_RECORDS PROVIDED:_
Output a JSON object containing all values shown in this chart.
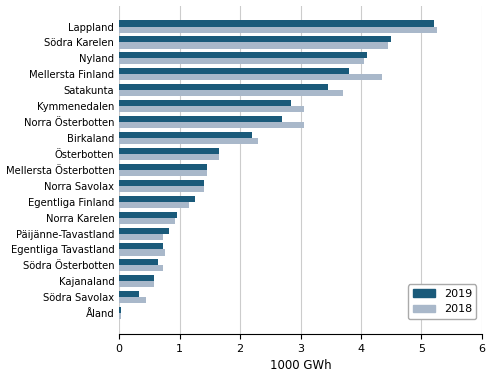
{
  "categories": [
    "Lappland",
    "Södra Karelen",
    "Nyland",
    "Mellersta Finland",
    "Satakunta",
    "Kymmenedalen",
    "Norra Österbotten",
    "Birkaland",
    "Österbotten",
    "Mellersta Österbotten",
    "Norra Savolax",
    "Egentliga Finland",
    "Norra Karelen",
    "Päijänne-Tavastland",
    "Egentliga Tavastland",
    "Södra Österbotten",
    "Kajanaland",
    "Södra Savolax",
    "Åland"
  ],
  "values_2019": [
    5.2,
    4.5,
    4.1,
    3.8,
    3.45,
    2.85,
    2.7,
    2.2,
    1.65,
    1.45,
    1.4,
    1.25,
    0.95,
    0.82,
    0.72,
    0.65,
    0.57,
    0.33,
    0.03
  ],
  "values_2018": [
    5.25,
    4.45,
    4.05,
    4.35,
    3.7,
    3.05,
    3.05,
    2.3,
    1.65,
    1.45,
    1.4,
    1.15,
    0.92,
    0.72,
    0.75,
    0.72,
    0.57,
    0.45,
    0.03
  ],
  "color_2019": "#1a5a7a",
  "color_2018": "#a9b8ca",
  "xlabel": "1000 GWh",
  "xlim": [
    0,
    6
  ],
  "xticks": [
    0,
    1,
    2,
    3,
    4,
    5,
    6
  ],
  "bar_height": 0.38,
  "grid_color": "#cccccc"
}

_YOUR TASK:_ Above are some records. Count the lines among them with the word "Egentliga", and answer with the number only.

_THE ANSWER:_ 2